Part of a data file
* * *

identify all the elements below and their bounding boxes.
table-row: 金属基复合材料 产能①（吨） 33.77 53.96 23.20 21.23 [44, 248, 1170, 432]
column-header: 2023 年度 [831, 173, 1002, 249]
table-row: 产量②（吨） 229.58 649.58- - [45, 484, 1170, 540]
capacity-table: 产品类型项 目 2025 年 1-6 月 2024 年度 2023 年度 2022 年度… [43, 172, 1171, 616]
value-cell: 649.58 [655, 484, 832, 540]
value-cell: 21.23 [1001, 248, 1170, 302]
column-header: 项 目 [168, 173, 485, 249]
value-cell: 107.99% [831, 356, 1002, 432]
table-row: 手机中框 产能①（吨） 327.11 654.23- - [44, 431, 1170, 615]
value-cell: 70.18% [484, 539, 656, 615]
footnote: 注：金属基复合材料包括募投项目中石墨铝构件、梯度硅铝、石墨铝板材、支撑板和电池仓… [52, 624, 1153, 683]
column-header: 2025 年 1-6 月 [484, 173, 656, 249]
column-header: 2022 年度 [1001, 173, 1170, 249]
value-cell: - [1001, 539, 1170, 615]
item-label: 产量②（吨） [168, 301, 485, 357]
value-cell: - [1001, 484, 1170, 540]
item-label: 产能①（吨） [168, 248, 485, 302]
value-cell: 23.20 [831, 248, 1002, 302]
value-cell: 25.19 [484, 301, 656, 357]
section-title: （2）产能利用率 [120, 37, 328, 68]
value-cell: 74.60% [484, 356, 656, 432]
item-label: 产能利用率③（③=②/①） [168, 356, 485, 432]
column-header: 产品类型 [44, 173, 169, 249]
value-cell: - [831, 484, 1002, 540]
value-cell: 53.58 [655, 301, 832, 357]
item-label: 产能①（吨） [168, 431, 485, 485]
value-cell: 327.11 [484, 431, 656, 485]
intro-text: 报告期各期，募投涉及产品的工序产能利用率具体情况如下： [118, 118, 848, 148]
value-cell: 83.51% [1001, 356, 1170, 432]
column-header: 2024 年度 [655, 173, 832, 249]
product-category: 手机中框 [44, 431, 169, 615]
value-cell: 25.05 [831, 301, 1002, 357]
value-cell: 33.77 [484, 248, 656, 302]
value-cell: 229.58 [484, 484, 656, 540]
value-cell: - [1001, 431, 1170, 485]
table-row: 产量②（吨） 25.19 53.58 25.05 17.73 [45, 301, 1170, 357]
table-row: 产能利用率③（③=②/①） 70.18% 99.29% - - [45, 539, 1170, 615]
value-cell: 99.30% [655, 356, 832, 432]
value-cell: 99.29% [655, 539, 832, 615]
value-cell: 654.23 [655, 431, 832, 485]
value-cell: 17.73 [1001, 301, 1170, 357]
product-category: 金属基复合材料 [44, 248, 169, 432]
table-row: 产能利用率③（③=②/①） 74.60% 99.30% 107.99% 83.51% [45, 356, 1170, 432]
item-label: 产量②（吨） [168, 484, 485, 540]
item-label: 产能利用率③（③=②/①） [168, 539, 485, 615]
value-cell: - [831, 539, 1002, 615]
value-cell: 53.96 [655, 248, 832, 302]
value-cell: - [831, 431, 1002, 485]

* * *

WRITTEN INSTRUCTION
Please print all the records above again, line for line and without changing anything.

ANSWER
identify all the elements below and their bounding boxes.
table-row: 金属基复合材料 产能①（吨） 33.77 53.96 23.20 21.23 [44, 248, 1170, 432]
column-header: 2023 年度 [831, 173, 1002, 249]
table-row: 产量②（吨） 229.58 649.58- - [45, 484, 1170, 540]
capacity-table: 产品类型项 目 2025 年 1-6 月 2024 年度 2023 年度 2022 年度… [43, 172, 1171, 616]
value-cell: 649.58 [655, 484, 832, 540]
value-cell: 21.23 [1001, 248, 1170, 302]
column-header: 项 目 [168, 173, 485, 249]
value-cell: 107.99% [831, 356, 1002, 432]
table-row: 手机中框 产能①（吨） 327.11 654.23- - [44, 431, 1170, 615]
value-cell: 70.18% [484, 539, 656, 615]
footnote: 注：金属基复合材料包括募投项目中石墨铝构件、梯度硅铝、石墨铝板材、支撑板和电池仓… [52, 624, 1153, 683]
column-header: 2025 年 1-6 月 [484, 173, 656, 249]
column-header: 2022 年度 [1001, 173, 1170, 249]
value-cell: - [1001, 539, 1170, 615]
item-label: 产量②（吨） [168, 301, 485, 357]
value-cell: - [1001, 484, 1170, 540]
item-label: 产能①（吨） [168, 248, 485, 302]
value-cell: 23.20 [831, 248, 1002, 302]
value-cell: 25.19 [484, 301, 656, 357]
section-title: （2）产能利用率 [120, 37, 328, 68]
value-cell: 74.60% [484, 356, 656, 432]
item-label: 产能利用率③（③=②/①） [168, 356, 485, 432]
column-header: 产品类型 [44, 173, 169, 249]
value-cell: - [831, 484, 1002, 540]
value-cell: 53.58 [655, 301, 832, 357]
item-label: 产能①（吨） [168, 431, 485, 485]
value-cell: 327.11 [484, 431, 656, 485]
intro-text: 报告期各期，募投涉及产品的工序产能利用率具体情况如下： [118, 118, 848, 148]
value-cell: 83.51% [1001, 356, 1170, 432]
column-header: 2024 年度 [655, 173, 832, 249]
product-category: 手机中框 [44, 431, 169, 615]
value-cell: 25.05 [831, 301, 1002, 357]
value-cell: 33.77 [484, 248, 656, 302]
value-cell: 229.58 [484, 484, 656, 540]
value-cell: - [1001, 431, 1170, 485]
table-row: 产量②（吨） 25.19 53.58 25.05 17.73 [45, 301, 1170, 357]
table-row: 产能利用率③（③=②/①） 70.18% 99.29% - - [45, 539, 1170, 615]
value-cell: 99.30% [655, 356, 832, 432]
value-cell: 99.29% [655, 539, 832, 615]
value-cell: 654.23 [655, 431, 832, 485]
value-cell: 17.73 [1001, 301, 1170, 357]
product-category: 金属基复合材料 [44, 248, 169, 432]
table-row: 产能利用率③（③=②/①） 74.60% 99.30% 107.99% 83.51% [45, 356, 1170, 432]
item-label: 产量②（吨） [168, 484, 485, 540]
item-label: 产能利用率③（③=②/①） [168, 539, 485, 615]
value-cell: - [831, 539, 1002, 615]
value-cell: 53.96 [655, 248, 832, 302]
value-cell: - [831, 431, 1002, 485]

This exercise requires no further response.